■ **Problem to solve**
Copy out all lines in the data below containing the string "láng".

* * *

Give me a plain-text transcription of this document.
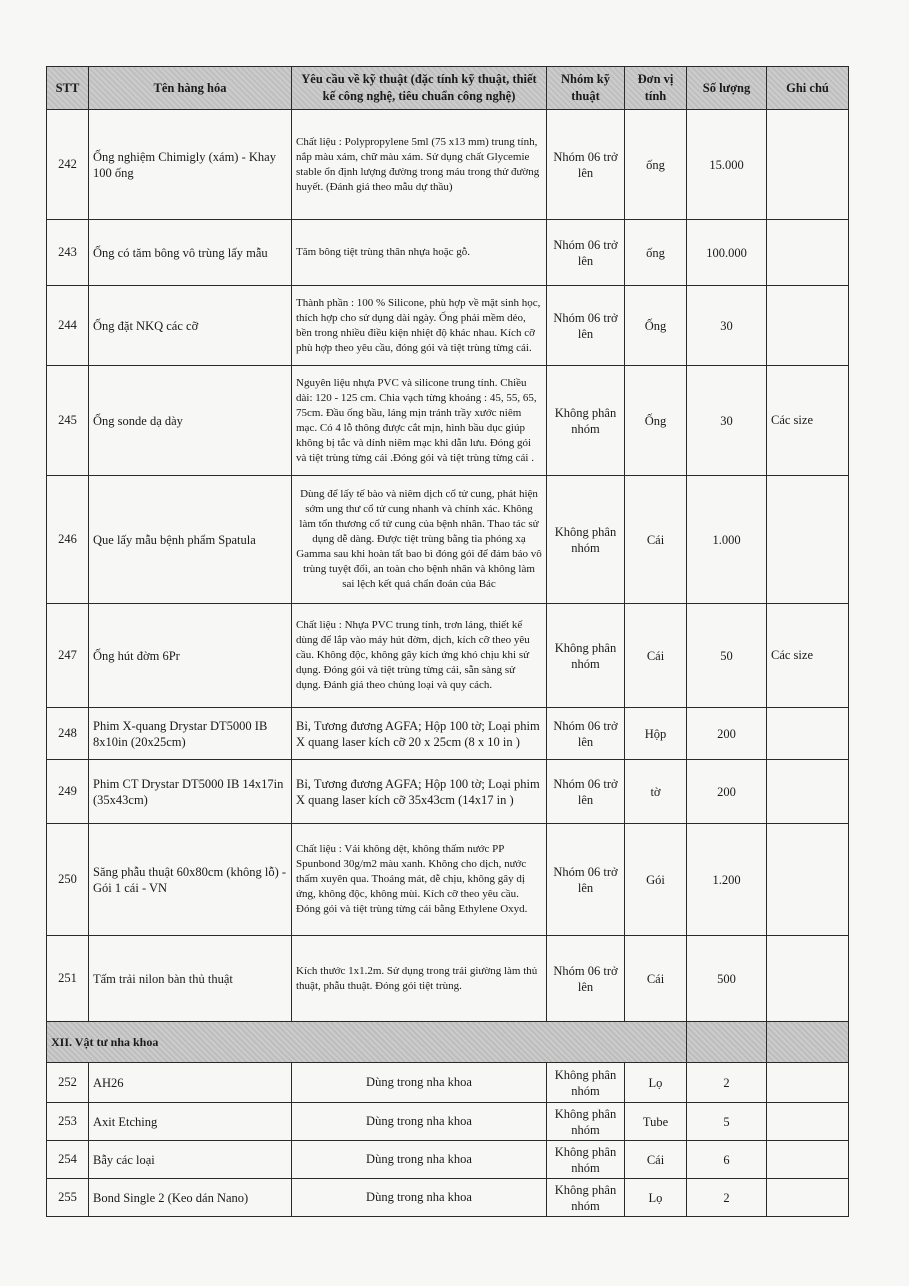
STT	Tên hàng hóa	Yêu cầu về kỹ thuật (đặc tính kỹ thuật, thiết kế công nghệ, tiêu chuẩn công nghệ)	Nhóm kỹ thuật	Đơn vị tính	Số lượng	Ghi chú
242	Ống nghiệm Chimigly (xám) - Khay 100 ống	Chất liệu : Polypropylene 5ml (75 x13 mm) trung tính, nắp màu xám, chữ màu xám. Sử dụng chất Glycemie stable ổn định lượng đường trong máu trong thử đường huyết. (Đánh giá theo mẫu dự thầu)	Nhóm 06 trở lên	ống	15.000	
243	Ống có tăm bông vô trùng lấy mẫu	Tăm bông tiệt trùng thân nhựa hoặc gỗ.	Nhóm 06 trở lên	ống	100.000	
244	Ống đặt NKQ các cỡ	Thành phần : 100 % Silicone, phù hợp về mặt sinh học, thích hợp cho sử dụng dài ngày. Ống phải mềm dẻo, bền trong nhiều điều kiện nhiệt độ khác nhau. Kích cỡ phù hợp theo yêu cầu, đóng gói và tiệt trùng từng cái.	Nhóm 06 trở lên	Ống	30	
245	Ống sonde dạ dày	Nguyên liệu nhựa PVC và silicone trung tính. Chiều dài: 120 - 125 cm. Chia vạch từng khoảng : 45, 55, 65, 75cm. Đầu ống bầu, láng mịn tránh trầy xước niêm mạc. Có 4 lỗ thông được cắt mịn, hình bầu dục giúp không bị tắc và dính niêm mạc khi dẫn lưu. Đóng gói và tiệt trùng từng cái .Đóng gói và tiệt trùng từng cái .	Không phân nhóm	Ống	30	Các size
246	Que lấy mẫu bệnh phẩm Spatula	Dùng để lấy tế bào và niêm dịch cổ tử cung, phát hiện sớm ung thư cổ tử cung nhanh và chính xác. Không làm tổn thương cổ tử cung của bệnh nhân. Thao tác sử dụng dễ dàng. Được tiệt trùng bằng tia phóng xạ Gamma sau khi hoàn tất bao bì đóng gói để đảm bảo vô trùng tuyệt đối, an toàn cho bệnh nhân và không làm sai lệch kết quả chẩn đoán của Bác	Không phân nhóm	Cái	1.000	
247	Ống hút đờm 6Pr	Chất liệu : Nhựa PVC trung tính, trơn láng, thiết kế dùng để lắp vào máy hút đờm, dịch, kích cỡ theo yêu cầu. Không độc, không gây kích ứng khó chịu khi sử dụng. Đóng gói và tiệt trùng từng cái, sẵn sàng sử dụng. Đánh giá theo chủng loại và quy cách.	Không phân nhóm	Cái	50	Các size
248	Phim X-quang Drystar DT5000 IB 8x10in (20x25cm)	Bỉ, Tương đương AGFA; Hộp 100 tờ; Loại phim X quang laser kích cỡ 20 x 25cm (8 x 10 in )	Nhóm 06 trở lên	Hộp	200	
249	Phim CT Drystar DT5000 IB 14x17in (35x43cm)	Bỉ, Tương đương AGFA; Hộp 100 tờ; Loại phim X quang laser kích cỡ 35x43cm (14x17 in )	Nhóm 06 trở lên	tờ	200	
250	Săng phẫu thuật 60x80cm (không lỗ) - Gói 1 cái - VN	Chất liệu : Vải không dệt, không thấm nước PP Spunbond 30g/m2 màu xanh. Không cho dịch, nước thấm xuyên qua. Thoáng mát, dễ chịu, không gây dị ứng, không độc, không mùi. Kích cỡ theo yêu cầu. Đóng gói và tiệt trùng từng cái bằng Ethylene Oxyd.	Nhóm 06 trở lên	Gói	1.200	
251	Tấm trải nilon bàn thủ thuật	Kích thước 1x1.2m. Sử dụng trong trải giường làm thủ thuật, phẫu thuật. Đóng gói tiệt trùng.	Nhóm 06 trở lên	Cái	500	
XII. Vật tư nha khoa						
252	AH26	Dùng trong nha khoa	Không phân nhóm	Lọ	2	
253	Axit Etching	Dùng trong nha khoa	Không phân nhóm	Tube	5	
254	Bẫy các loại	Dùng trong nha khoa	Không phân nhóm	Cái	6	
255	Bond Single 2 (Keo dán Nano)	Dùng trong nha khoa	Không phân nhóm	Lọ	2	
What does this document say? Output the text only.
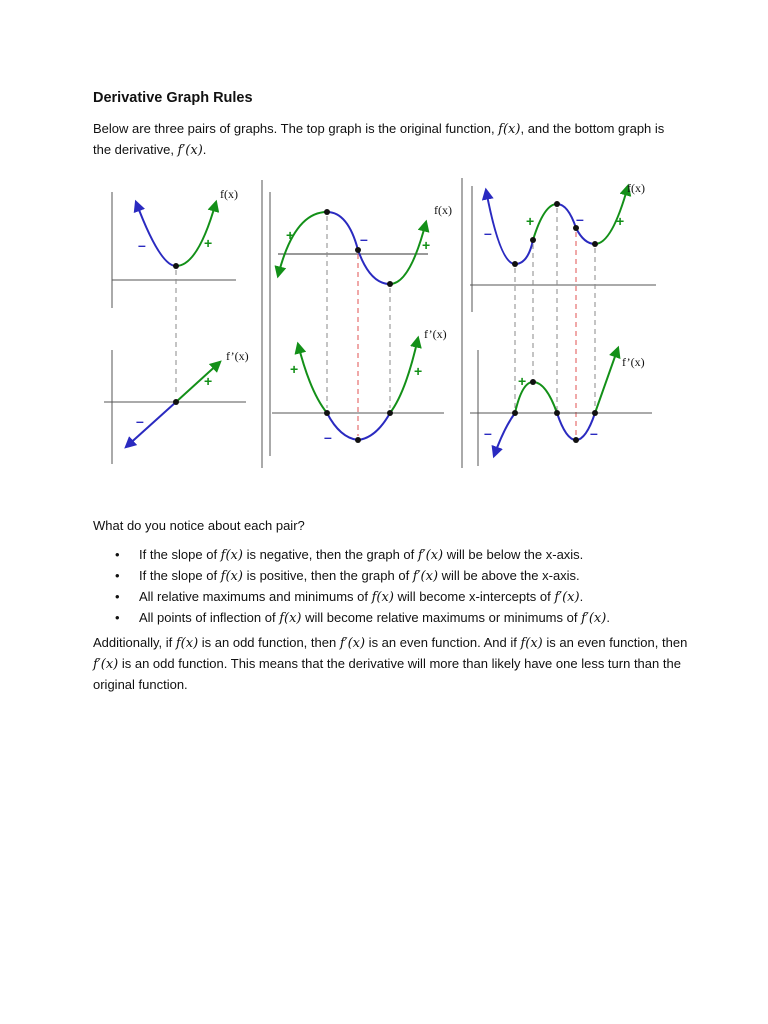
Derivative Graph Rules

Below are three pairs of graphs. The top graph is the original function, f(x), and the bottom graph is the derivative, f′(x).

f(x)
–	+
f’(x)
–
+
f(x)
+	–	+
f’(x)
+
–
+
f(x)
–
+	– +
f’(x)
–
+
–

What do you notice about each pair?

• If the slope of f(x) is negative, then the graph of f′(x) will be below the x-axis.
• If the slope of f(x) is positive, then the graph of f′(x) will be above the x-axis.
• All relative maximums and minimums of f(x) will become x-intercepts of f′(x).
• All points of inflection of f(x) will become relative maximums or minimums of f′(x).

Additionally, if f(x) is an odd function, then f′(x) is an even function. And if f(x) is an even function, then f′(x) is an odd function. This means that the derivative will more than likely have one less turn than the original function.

* * *

■ **Result for this task**
245	Ống sonde dạ dày	Nguyên liệu nhựa PVC và silicone trung tính. Chiều dài: 120 - 125 cm. Chia vạch từng khoảng : 45, 55, 65, 75cm. Đầu ống bầu, láng mịn tránh trầy xước niêm mạc. Có 4 lỗ thông được cắt mịn, hình bầu dục giúp không bị tắc và dính niêm mạc khi dẫn lưu. Đóng gói và tiệt trùng từng cái .Đóng gói và tiệt trùng từng cái .	Không phân nhóm	Ống	30	Các size
247	Ống hút đờm 6Pr	Chất liệu : Nhựa PVC trung tính, trơn láng, thiết kế dùng để lắp vào máy hút đờm, dịch, kích cỡ theo yêu cầu. Không độc, không gây kích ứng khó chịu khi sử dụng. Đóng gói và tiệt trùng từng cái, sẵn sàng sử dụng. Đánh giá theo chủng loại và quy cách.	Không phân nhóm	Cái	50	Các size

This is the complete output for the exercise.